*STATED EXERCISE*
Extend the discussion about choosing a comfortable road bike, starting right after its last sentence.

*SUPPLIED TEXT*
One possibility is cross bikes. Lots of them around, but there are two types. Most are imitation cross bikes for general riding. A few are genuine racing bikes, and might be more than you want right now.

You mentioned relaxed geometry... my first bike, a 1970 Schwinn Varsity also had relaxed geometry. Back then we used to call them
bikes. A simpler age...

My current bike was also built by the Schwinn family, it's a Gunnar Sport. It has relaxed geometry, but a lively personality. It will also take a 32c with ease.

There is a new bike coming out from Gary Fisher. It's the Chronus, and will take
a 28c tire. The basic categories are race/performance/sport/touring. The Chronus looks to be between the Sport and Performance categories. I am quite curious about it.

Anyway, you literally have dozens of choices. Don't get talked into skinny tires.
A medium size tire won't slow you down much, but will be a lot better on trails.
Thanks Late,

I'm going to keep my FX 7.3 for trail riding. It has smooth 700x32 tires. I'm going to put some larger cyclo-cross type tires on that for the trail. My wife has a nice mountain bike and we have many trails around our property. So I need something for that. What I'm looking for is something more efficient on the road that I can ride comfortably all day. I'm not interested in racing, just putting a lot of hours in. I enjoy the riding and am "aggresively slow." That's the way I like to ride. So, I'm looking for a road bike that I can be comfortable on and put 700x25, or 700x28 tires on. When I go all day, I usually take a trunk bag along as I've got to be able to adjust my clothing and take some food along. So, it would be good if it's set up for a trunk bag. I know a lot of road bikes don't have the attachment points for a trunk bag.

*SUPPLIED INFORMATION*
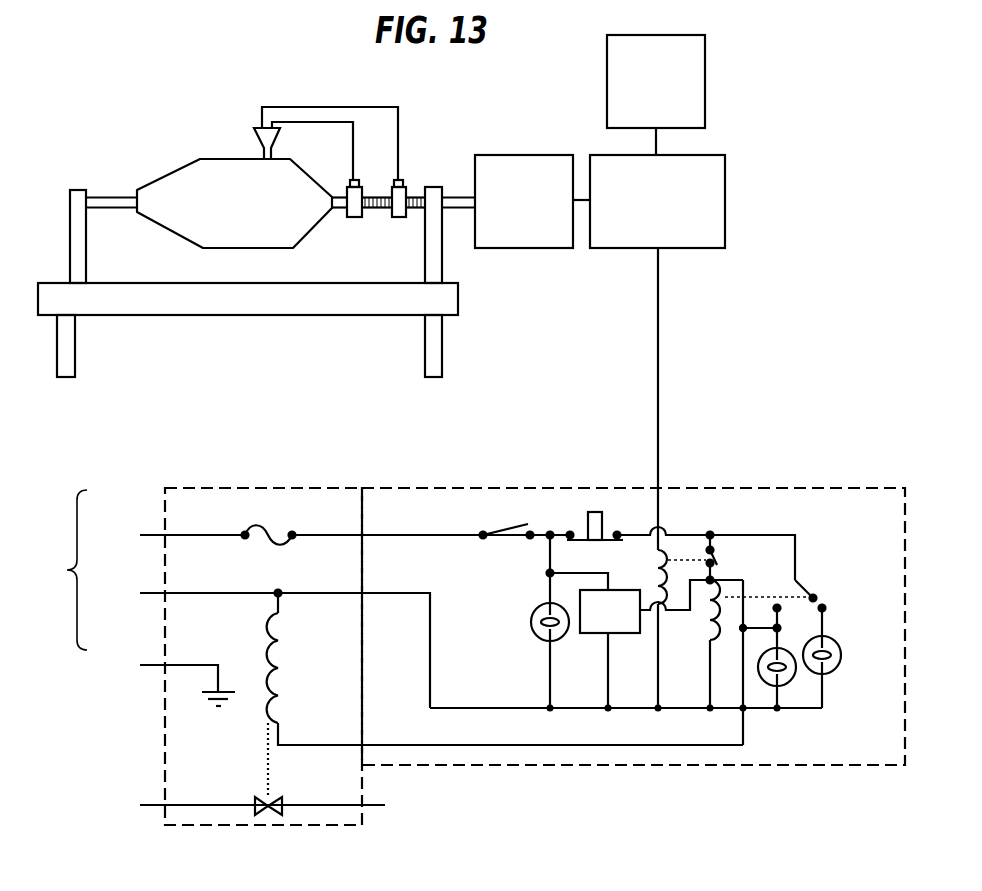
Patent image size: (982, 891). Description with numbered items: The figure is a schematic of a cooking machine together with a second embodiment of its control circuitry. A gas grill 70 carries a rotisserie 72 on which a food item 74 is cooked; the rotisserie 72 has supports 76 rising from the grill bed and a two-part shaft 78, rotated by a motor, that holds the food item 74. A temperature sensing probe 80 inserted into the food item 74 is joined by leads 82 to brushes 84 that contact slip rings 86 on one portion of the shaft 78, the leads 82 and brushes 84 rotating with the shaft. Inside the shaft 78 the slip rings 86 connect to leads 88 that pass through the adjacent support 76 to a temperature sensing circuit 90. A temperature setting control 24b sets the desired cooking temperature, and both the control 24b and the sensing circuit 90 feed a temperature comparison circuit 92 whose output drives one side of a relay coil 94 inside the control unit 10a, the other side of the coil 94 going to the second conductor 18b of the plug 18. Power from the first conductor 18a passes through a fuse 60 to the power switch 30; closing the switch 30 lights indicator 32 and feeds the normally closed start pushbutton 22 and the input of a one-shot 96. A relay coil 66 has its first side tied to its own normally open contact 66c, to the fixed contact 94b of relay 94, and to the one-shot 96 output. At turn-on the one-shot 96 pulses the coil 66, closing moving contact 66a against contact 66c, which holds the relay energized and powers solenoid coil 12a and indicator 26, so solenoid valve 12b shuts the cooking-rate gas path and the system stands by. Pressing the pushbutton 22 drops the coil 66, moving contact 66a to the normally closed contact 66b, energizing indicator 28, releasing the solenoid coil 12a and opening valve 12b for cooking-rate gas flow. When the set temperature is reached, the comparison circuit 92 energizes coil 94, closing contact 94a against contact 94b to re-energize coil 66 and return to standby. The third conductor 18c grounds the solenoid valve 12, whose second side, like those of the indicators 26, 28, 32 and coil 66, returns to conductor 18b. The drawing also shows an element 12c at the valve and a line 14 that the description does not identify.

The control unit 10a is at (683, 488).
The solenoid valve 12 is at (316, 826).
The solenoid coil 12a is at (262, 635).
The solenoid valve 12b is at (276, 815).
The valve actuating link 12c is at (268, 772).
The fluid supply line 14 is at (152, 804).
The plug 18 is at (63, 570).
The first conductor 18a is at (152, 534).
The second conductor 18b is at (152, 592).
The third conductor 18c is at (152, 664).
The start pushbutton 22 is at (583, 512).
The temperature setting control 24b is at (705, 40).
The indicator 26 is at (785, 685).
The indicator 28 is at (830, 672).
The power switch 30 is at (507, 527).
The indicator 32 is at (563, 635).
The fuse 60 is at (270, 532).
The relay coil 66 is at (707, 612).
The moving contact 66a is at (805, 592).
The normally closed contact 66b is at (828, 604).
The normally open contact 66c is at (775, 606).
The gas grill 70 is at (455, 315).
The rotisserie 72 is at (117, 164).
The food item 74 is at (193, 160).
The supports 76 is at (66, 262).
The two-part shaft 78 is at (122, 210).
The temperature sensing probe 80 is at (255, 135).
The leads 82 is at (333, 107).
The brushes 84 is at (357, 185).
The slip rings 86 is at (393, 217).
The leads 88 is at (417, 190).
The temperature sensing circuit 90 is at (548, 248).
The temperature comparison circuit 92 is at (725, 160).
The relay coil 94 is at (660, 575).
The normally open contact 94a is at (713, 558).
The fixed contact 94b is at (712, 567).
The one-shot 96 is at (618, 633).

*RESULT*
Budget will be around $2,000 give or take a bit. With the possibility of an occasional over night trip with a credit card, I won't be doing anything other than riding it for enjoyment and fitness.

My original list was a Bianchi Via Nurone(sp) because of the colour, a Specialized Roubaix, and a Trek Pilot. If I can get a hold of the Bianchi to try I would get the Bianchi if the fit is right. They are hard to come by where I live. I've had three Treks and liked them all, but the current version of the Pilot is not in the same category as the others. If they come out next year with an upgraded version, and I can't try out the Bianchi, or, heaven forbid, they change the color of the Bianchi, the Pilot will probably be my first choice. If it sounds like I've already chosen the Bianchi, your right, if it fits and the colour is the same. I love that colour. The problem I have with the Bianchi is that my local shop would not usually order that model without a commitment to buy it. I've never ridden a Specialized, but there are a lot of good reports about the Roubaix. I suspect I'd be happy with any of these bikes. But I sure like Celeste!!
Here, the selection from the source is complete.